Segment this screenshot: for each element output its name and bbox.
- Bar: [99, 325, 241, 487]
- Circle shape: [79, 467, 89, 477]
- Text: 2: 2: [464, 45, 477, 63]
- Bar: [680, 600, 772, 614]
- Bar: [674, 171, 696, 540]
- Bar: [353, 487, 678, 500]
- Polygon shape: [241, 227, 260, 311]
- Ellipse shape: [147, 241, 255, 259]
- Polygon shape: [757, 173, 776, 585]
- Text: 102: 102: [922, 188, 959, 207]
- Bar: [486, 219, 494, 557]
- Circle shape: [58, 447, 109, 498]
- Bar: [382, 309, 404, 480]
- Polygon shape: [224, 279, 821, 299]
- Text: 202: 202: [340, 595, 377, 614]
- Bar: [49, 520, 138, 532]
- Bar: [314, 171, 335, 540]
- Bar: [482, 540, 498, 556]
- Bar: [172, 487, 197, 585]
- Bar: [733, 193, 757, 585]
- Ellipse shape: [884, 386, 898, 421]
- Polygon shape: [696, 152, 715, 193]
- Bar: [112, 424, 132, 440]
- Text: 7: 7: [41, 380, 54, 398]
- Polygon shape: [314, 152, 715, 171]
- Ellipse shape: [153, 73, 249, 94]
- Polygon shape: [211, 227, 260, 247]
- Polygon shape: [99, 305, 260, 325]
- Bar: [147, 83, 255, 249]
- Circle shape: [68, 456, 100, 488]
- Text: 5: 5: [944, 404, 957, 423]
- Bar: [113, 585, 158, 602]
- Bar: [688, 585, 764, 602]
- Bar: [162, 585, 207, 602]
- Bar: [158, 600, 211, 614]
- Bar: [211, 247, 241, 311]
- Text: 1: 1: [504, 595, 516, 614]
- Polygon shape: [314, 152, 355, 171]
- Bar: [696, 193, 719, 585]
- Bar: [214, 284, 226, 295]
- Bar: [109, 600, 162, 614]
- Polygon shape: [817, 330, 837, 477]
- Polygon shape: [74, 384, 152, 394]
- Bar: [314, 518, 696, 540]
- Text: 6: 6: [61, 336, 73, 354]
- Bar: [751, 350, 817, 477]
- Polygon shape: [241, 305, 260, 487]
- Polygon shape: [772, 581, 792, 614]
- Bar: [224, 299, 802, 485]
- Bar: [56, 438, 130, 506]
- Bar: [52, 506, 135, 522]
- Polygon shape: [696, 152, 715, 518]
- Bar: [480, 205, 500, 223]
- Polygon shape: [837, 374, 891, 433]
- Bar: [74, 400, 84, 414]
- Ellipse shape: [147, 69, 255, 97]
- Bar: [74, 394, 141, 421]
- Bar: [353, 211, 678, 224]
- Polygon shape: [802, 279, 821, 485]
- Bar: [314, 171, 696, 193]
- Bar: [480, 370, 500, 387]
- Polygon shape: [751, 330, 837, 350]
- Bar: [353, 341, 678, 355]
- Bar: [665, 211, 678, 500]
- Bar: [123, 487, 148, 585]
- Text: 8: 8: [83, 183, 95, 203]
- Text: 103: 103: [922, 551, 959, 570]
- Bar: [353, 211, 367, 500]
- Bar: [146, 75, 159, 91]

══════════════════════════════

§ Directive: Reproduce the listing above verbatim, beginning with its first line and continuing through the line that contains "- Bar: [49, 520, 138, 532]".

§ In response:
Segment this screenshot: for each element output its name and bbox.
- Bar: [99, 325, 241, 487]
- Circle shape: [79, 467, 89, 477]
- Text: 2: 2: [464, 45, 477, 63]
- Bar: [680, 600, 772, 614]
- Bar: [674, 171, 696, 540]
- Bar: [353, 487, 678, 500]
- Polygon shape: [241, 227, 260, 311]
- Ellipse shape: [147, 241, 255, 259]
- Polygon shape: [757, 173, 776, 585]
- Text: 102: 102: [922, 188, 959, 207]
- Bar: [486, 219, 494, 557]
- Circle shape: [58, 447, 109, 498]
- Bar: [382, 309, 404, 480]
- Polygon shape: [224, 279, 821, 299]
- Text: 202: 202: [340, 595, 377, 614]
- Bar: [49, 520, 138, 532]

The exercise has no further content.